GOAL -> Would you set down every entry shown below, precisely as written?

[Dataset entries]
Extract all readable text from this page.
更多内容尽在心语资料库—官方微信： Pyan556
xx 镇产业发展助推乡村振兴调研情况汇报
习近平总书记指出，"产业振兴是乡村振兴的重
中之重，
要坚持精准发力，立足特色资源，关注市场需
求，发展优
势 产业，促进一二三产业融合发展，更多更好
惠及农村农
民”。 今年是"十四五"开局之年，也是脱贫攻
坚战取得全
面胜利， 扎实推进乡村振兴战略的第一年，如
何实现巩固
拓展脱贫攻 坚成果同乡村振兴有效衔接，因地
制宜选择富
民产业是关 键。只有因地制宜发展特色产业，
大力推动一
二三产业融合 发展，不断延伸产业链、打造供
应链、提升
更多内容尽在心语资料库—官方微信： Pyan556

ANSWER TO THE PROBLEM ->
Extract all readable text from this page.
更多内容尽在心语资料库—官方微信： Pyan556
xx 镇产业发展助推乡村振兴调研情况汇报
习近平总书记指出，"产业振兴是乡村振兴的重
中之重，
要坚持精准发力，立足特色资源，关注市场需
求，发展优
势 产业，促进一二三产业融合发展，更多更好
惠及农村农
民”。 今年是"十四五"开局之年，也是脱贫攻
坚战取得全
面胜利， 扎实推进乡村振兴战略的第一年，如
何实现巩固
拓展脱贫攻 坚成果同乡村振兴有效衔接，因地
制宜选择富
民产业是关 键。只有因地制宜发展特色产业，
大力推动一
二三产业融合 发展，不断延伸产业链、打造供
应链、提升
更多内容尽在心语资料库—官方微信： Pyan556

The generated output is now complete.